(GOAL): Write out the material again exactly, please, and omit the pictures.

(EXERCISE MATERIALS):
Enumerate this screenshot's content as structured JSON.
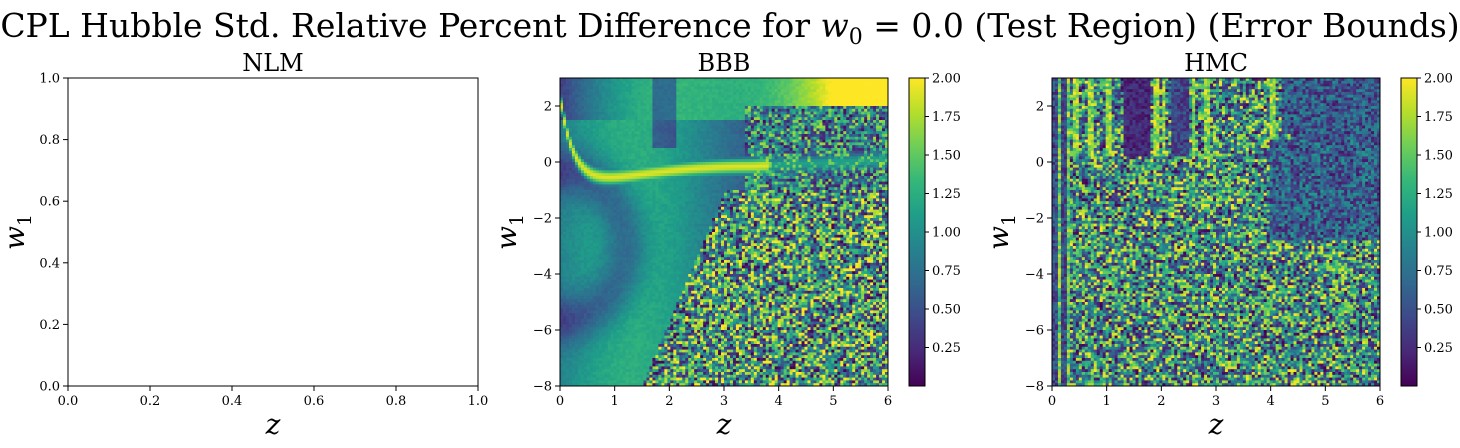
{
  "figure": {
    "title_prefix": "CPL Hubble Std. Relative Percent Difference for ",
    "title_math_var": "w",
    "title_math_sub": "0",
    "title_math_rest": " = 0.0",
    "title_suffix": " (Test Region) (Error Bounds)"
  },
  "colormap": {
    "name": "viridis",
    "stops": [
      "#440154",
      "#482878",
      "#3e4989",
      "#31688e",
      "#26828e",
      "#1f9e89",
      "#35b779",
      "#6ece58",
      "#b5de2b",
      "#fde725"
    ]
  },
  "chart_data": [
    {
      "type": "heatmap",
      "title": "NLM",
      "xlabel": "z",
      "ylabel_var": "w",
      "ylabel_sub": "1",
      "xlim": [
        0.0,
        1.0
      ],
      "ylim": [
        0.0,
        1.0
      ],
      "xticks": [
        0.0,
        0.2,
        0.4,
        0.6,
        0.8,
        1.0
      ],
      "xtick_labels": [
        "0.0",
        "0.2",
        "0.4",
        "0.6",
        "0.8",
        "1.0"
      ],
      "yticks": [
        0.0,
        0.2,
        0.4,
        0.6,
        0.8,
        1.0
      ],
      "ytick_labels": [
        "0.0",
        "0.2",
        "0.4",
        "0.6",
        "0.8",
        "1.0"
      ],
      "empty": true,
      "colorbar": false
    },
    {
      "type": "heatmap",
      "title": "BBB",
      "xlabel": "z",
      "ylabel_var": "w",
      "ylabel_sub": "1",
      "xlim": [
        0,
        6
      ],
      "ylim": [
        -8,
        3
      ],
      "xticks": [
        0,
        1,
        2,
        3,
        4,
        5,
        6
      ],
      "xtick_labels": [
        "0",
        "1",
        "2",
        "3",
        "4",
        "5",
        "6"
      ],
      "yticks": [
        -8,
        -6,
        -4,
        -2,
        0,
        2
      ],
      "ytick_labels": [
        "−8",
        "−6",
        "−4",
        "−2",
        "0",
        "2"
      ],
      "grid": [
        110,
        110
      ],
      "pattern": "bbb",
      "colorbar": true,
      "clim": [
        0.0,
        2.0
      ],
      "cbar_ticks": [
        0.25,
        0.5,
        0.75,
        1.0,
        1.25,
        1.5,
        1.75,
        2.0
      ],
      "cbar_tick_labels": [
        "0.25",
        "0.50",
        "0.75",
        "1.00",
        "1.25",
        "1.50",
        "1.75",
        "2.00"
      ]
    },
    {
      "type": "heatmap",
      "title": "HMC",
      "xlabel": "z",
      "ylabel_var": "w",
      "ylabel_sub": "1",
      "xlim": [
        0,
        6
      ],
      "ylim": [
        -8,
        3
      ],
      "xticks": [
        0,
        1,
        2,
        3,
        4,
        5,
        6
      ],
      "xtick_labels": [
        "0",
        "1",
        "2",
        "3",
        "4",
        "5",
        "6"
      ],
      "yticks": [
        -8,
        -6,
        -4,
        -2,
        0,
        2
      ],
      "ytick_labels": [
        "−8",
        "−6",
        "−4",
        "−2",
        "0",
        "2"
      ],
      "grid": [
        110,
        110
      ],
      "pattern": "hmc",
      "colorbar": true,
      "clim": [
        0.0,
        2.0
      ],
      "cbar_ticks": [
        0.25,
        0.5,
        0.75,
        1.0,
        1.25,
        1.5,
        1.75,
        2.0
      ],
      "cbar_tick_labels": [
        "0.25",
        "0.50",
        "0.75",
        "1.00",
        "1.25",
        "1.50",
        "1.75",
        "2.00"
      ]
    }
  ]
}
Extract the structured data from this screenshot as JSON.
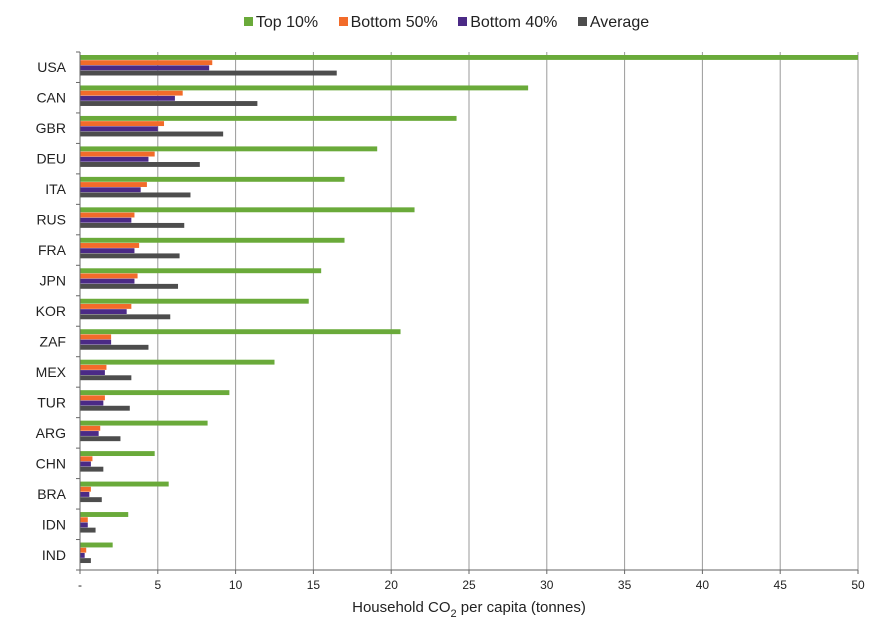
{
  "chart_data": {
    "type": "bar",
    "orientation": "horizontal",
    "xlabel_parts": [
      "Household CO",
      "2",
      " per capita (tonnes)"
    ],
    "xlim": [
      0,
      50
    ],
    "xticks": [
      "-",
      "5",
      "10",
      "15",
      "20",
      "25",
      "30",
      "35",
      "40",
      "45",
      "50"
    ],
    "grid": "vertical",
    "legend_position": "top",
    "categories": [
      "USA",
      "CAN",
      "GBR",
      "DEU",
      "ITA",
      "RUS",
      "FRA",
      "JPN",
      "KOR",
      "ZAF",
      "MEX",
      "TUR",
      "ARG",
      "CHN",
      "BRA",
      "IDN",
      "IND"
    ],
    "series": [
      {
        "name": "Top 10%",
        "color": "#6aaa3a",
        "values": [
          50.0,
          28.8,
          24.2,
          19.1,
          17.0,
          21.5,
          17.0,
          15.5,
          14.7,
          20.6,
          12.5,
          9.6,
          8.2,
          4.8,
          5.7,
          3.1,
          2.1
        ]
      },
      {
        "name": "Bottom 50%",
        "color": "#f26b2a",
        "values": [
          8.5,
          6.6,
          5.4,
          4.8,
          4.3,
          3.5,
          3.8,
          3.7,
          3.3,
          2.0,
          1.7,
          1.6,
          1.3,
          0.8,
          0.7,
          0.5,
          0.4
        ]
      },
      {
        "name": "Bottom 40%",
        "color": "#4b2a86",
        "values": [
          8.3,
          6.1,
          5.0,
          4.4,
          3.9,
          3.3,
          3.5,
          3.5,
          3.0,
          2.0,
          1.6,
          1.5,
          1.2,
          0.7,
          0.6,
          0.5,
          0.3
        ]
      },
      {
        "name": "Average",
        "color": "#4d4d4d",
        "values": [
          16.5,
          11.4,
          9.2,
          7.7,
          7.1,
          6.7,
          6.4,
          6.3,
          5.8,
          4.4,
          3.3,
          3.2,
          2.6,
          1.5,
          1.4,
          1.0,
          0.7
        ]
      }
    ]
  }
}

(COMPLETE RESPONSE):
Enumerate this screenshot's content as structured JSON.
{
  "figure": {
    "title_prefix": "CPL Hubble Std. Relative Percent Difference for ",
    "title_math_var": "w",
    "title_math_sub": "0",
    "title_math_rest": " = 0.0",
    "title_suffix": " (Test Region) (Error Bounds)"
  },
  "colormap": {
    "name": "viridis",
    "stops": [
      "#440154",
      "#482878",
      "#3e4989",
      "#31688e",
      "#26828e",
      "#1f9e89",
      "#35b779",
      "#6ece58",
      "#b5de2b",
      "#fde725"
    ]
  },
  "chart_data": [
    {
      "type": "heatmap",
      "title": "NLM",
      "xlabel": "z",
      "ylabel_var": "w",
      "ylabel_sub": "1",
      "xlim": [
        0.0,
        1.0
      ],
      "ylim": [
        0.0,
        1.0
      ],
      "xticks": [
        0.0,
        0.2,
        0.4,
        0.6,
        0.8,
        1.0
      ],
      "xtick_labels": [
        "0.0",
        "0.2",
        "0.4",
        "0.6",
        "0.8",
        "1.0"
      ],
      "yticks": [
        0.0,
        0.2,
        0.4,
        0.6,
        0.8,
        1.0
      ],
      "ytick_labels": [
        "0.0",
        "0.2",
        "0.4",
        "0.6",
        "0.8",
        "1.0"
      ],
      "empty": true,
      "colorbar": false
    },
    {
      "type": "heatmap",
      "title": "BBB",
      "xlabel": "z",
      "ylabel_var": "w",
      "ylabel_sub": "1",
      "xlim": [
        0,
        6
      ],
      "ylim": [
        -8,
        3
      ],
      "xticks": [
        0,
        1,
        2,
        3,
        4,
        5,
        6
      ],
      "xtick_labels": [
        "0",
        "1",
        "2",
        "3",
        "4",
        "5",
        "6"
      ],
      "yticks": [
        -8,
        -6,
        -4,
        -2,
        0,
        2
      ],
      "ytick_labels": [
        "−8",
        "−6",
        "−4",
        "−2",
        "0",
        "2"
      ],
      "grid": [
        110,
        110
      ],
      "pattern": "bbb",
      "colorbar": true,
      "clim": [
        0.0,
        2.0
      ],
      "cbar_ticks": [
        0.25,
        0.5,
        0.75,
        1.0,
        1.25,
        1.5,
        1.75,
        2.0
      ],
      "cbar_tick_labels": [
        "0.25",
        "0.50",
        "0.75",
        "1.00",
        "1.25",
        "1.50",
        "1.75",
        "2.00"
      ]
    },
    {
      "type": "heatmap",
      "title": "HMC",
      "xlabel": "z",
      "ylabel_var": "w",
      "ylabel_sub": "1",
      "xlim": [
        0,
        6
      ],
      "ylim": [
        -8,
        3
      ],
      "xticks": [
        0,
        1,
        2,
        3,
        4,
        5,
        6
      ],
      "xtick_labels": [
        "0",
        "1",
        "2",
        "3",
        "4",
        "5",
        "6"
      ],
      "yticks": [
        -8,
        -6,
        -4,
        -2,
        0,
        2
      ],
      "ytick_labels": [
        "−8",
        "−6",
        "−4",
        "−2",
        "0",
        "2"
      ],
      "grid": [
        110,
        110
      ],
      "pattern": "hmc",
      "colorbar": true,
      "clim": [
        0.0,
        2.0
      ],
      "cbar_ticks": [
        0.25,
        0.5,
        0.75,
        1.0,
        1.25,
        1.5,
        1.75,
        2.0
      ],
      "cbar_tick_labels": [
        "0.25",
        "0.50",
        "0.75",
        "1.00",
        "1.25",
        "1.50",
        "1.75",
        "2.00"
      ]
    }
  ]
}
Extract the structured data from this screenshot as JSON.
{
  "chart_data": {
    "type": "bar",
    "orientation": "horizontal",
    "xlabel_parts": [
      "Household CO",
      "2",
      " per capita (tonnes)"
    ],
    "xlim": [
      0,
      50
    ],
    "xticks": [
      "-",
      "5",
      "10",
      "15",
      "20",
      "25",
      "30",
      "35",
      "40",
      "45",
      "50"
    ],
    "grid": "vertical",
    "legend_position": "top",
    "categories": [
      "USA",
      "CAN",
      "GBR",
      "DEU",
      "ITA",
      "RUS",
      "FRA",
      "JPN",
      "KOR",
      "ZAF",
      "MEX",
      "TUR",
      "ARG",
      "CHN",
      "BRA",
      "IDN",
      "IND"
    ],
    "series": [
      {
        "name": "Top 10%",
        "color": "#6aaa3a",
        "values": [
          50.0,
          28.8,
          24.2,
          19.1,
          17.0,
          21.5,
          17.0,
          15.5,
          14.7,
          20.6,
          12.5,
          9.6,
          8.2,
          4.8,
          5.7,
          3.1,
          2.1
        ]
      },
      {
        "name": "Bottom 50%",
        "color": "#f26b2a",
        "values": [
          8.5,
          6.6,
          5.4,
          4.8,
          4.3,
          3.5,
          3.8,
          3.7,
          3.3,
          2.0,
          1.7,
          1.6,
          1.3,
          0.8,
          0.7,
          0.5,
          0.4
        ]
      },
      {
        "name": "Bottom 40%",
        "color": "#4b2a86",
        "values": [
          8.3,
          6.1,
          5.0,
          4.4,
          3.9,
          3.3,
          3.5,
          3.5,
          3.0,
          2.0,
          1.6,
          1.5,
          1.2,
          0.7,
          0.6,
          0.5,
          0.3
        ]
      },
      {
        "name": "Average",
        "color": "#4d4d4d",
        "values": [
          16.5,
          11.4,
          9.2,
          7.7,
          7.1,
          6.7,
          6.4,
          6.3,
          5.8,
          4.4,
          3.3,
          3.2,
          2.6,
          1.5,
          1.4,
          1.0,
          0.7
        ]
      }
    ]
  }
}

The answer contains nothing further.